TASK OBJECTIVE:
Every line below that holds the string "Recuperación" should be copied out.

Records
***
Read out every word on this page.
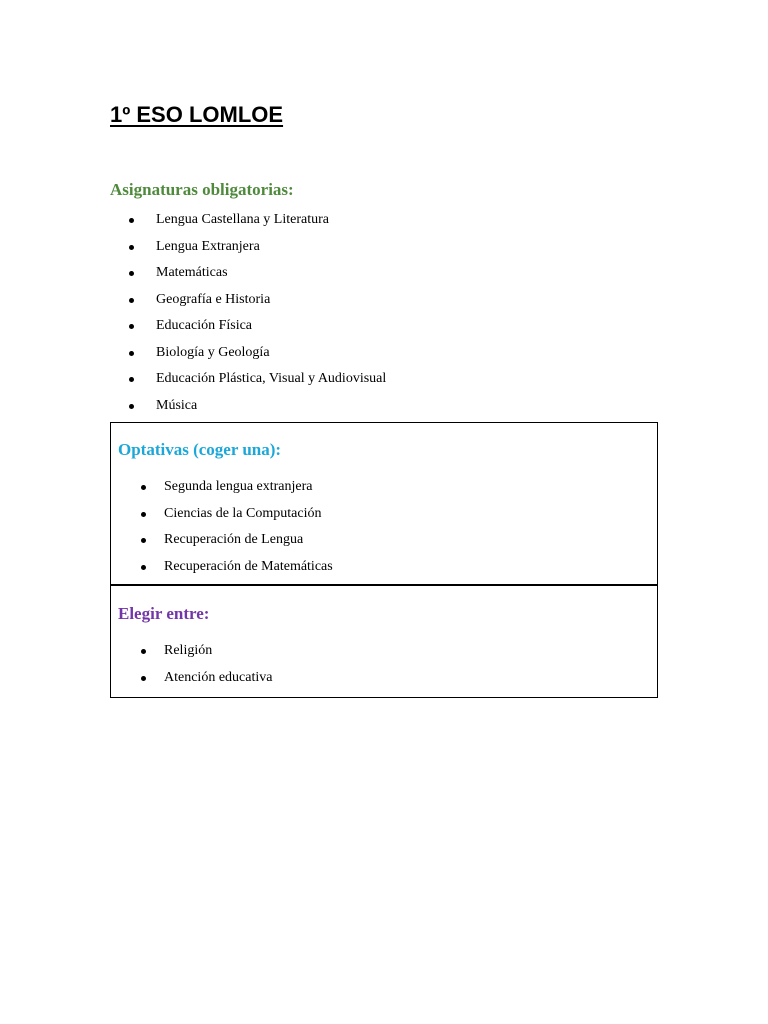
1º ESO LOMLOE
Asignaturas obligatorias:
Lengua Castellana y Literatura
Lengua Extranjera
Matemáticas
Geografía e Historia
Educación Física
Biología y Geología
Educación Plástica, Visual y Audiovisual
Música
Optativas (coger una):
Segunda lengua extranjera
Ciencias de la Computación
Recuperación de Lengua
Recuperación de Matemáticas
Elegir entre:
Religión
Atención educativa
***
REPLY TO THE EXERCISE:
Recuperación de Lengua
Recuperación de Matemáticas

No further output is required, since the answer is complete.